What you need to do –
Extract every line of the material below and reproduce it faithfully.
-- START Data provided --
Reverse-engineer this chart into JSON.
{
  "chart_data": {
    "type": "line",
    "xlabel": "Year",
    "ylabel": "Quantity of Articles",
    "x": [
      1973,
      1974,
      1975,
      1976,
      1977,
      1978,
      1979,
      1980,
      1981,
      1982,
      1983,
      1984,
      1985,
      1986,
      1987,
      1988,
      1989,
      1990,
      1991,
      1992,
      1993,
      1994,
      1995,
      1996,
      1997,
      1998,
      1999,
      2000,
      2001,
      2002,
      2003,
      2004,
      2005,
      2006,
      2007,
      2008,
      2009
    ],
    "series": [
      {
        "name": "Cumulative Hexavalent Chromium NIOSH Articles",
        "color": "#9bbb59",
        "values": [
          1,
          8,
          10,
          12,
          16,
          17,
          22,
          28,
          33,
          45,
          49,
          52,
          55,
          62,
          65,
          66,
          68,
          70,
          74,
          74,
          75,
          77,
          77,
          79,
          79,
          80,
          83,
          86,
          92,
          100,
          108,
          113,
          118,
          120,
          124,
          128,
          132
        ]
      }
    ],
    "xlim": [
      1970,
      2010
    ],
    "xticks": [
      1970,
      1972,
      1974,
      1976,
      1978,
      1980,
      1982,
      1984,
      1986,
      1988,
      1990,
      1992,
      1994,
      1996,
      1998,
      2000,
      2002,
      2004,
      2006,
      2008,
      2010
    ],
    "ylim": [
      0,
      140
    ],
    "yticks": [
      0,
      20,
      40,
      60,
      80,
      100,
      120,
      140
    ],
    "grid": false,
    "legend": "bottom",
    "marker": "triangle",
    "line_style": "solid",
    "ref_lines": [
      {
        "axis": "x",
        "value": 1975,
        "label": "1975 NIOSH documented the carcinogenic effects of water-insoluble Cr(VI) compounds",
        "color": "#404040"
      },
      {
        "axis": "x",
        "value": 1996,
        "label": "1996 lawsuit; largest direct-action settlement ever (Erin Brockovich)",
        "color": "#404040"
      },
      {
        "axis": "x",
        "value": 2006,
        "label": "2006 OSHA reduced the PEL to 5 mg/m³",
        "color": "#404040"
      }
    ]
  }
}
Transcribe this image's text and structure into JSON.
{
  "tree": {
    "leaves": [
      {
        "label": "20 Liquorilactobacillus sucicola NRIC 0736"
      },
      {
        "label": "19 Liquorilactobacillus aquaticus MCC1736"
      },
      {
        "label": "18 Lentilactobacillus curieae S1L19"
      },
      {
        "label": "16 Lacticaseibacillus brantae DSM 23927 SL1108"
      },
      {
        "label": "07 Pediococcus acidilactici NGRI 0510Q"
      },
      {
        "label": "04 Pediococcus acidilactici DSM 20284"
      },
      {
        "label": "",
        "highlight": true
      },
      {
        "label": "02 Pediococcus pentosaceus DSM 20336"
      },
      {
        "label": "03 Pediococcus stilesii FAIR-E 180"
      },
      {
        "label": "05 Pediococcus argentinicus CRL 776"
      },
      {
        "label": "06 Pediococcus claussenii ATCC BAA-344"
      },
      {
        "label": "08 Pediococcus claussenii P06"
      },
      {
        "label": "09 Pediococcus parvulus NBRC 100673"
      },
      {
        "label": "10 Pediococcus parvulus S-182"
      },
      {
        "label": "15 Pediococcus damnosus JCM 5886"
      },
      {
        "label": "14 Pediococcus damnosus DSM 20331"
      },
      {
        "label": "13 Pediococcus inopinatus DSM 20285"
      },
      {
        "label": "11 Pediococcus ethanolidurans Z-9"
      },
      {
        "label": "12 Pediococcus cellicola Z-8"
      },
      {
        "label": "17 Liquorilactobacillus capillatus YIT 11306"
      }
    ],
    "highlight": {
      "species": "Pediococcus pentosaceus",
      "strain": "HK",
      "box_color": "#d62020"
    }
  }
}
-- END Data provided --
Solution for this problem –
Reverse-engineer this chart into JSON.
{
  "chart_data": {
    "type": "line",
    "xlabel": "Year",
    "ylabel": "Quantity of Articles",
    "x": [
      1973,
      1974,
      1975,
      1976,
      1977,
      1978,
      1979,
      1980,
      1981,
      1982,
      1983,
      1984,
      1985,
      1986,
      1987,
      1988,
      1989,
      1990,
      1991,
      1992,
      1993,
      1994,
      1995,
      1996,
      1997,
      1998,
      1999,
      2000,
      2001,
      2002,
      2003,
      2004,
      2005,
      2006,
      2007,
      2008,
      2009
    ],
    "series": [
      {
        "name": "Cumulative Hexavalent Chromium NIOSH Articles",
        "color": "#9bbb59",
        "values": [
          1,
          8,
          10,
          12,
          16,
          17,
          22,
          28,
          33,
          45,
          49,
          52,
          55,
          62,
          65,
          66,
          68,
          70,
          74,
          74,
          75,
          77,
          77,
          79,
          79,
          80,
          83,
          86,
          92,
          100,
          108,
          113,
          118,
          120,
          124,
          128,
          132
        ]
      }
    ],
    "xlim": [
      1970,
      2010
    ],
    "xticks": [
      1970,
      1972,
      1974,
      1976,
      1978,
      1980,
      1982,
      1984,
      1986,
      1988,
      1990,
      1992,
      1994,
      1996,
      1998,
      2000,
      2002,
      2004,
      2006,
      2008,
      2010
    ],
    "ylim": [
      0,
      140
    ],
    "yticks": [
      0,
      20,
      40,
      60,
      80,
      100,
      120,
      140
    ],
    "grid": false,
    "legend": "bottom",
    "marker": "triangle",
    "line_style": "solid",
    "ref_lines": [
      {
        "axis": "x",
        "value": 1975,
        "label": "1975 NIOSH documented the carcinogenic effects of water-insoluble Cr(VI) compounds",
        "color": "#404040"
      },
      {
        "axis": "x",
        "value": 1996,
        "label": "1996 lawsuit; largest direct-action settlement ever (Erin Brockovich)",
        "color": "#404040"
      },
      {
        "axis": "x",
        "value": 2006,
        "label": "2006 OSHA reduced the PEL to 5 mg/m³",
        "color": "#404040"
      }
    ]
  }
}
Transcribe this image's text and structure into JSON.
{
  "tree": {
    "leaves": [
      {
        "label": "20 Liquorilactobacillus sucicola NRIC 0736"
      },
      {
        "label": "19 Liquorilactobacillus aquaticus MCC1736"
      },
      {
        "label": "18 Lentilactobacillus curieae S1L19"
      },
      {
        "label": "16 Lacticaseibacillus brantae DSM 23927 SL1108"
      },
      {
        "label": "07 Pediococcus acidilactici NGRI 0510Q"
      },
      {
        "label": "04 Pediococcus acidilactici DSM 20284"
      },
      {
        "label": "",
        "highlight": true
      },
      {
        "label": "02 Pediococcus pentosaceus DSM 20336"
      },
      {
        "label": "03 Pediococcus stilesii FAIR-E 180"
      },
      {
        "label": "05 Pediococcus argentinicus CRL 776"
      },
      {
        "label": "06 Pediococcus claussenii ATCC BAA-344"
      },
      {
        "label": "08 Pediococcus claussenii P06"
      },
      {
        "label": "09 Pediococcus parvulus NBRC 100673"
      },
      {
        "label": "10 Pediococcus parvulus S-182"
      },
      {
        "label": "15 Pediococcus damnosus JCM 5886"
      },
      {
        "label": "14 Pediococcus damnosus DSM 20331"
      },
      {
        "label": "13 Pediococcus inopinatus DSM 20285"
      },
      {
        "label": "11 Pediococcus ethanolidurans Z-9"
      },
      {
        "label": "12 Pediococcus cellicola Z-8"
      },
      {
        "label": "17 Liquorilactobacillus capillatus YIT 11306"
      }
    ],
    "highlight": {
      "species": "Pediococcus pentosaceus",
      "strain": "HK",
      "box_color": "#d62020"
    }
  }
}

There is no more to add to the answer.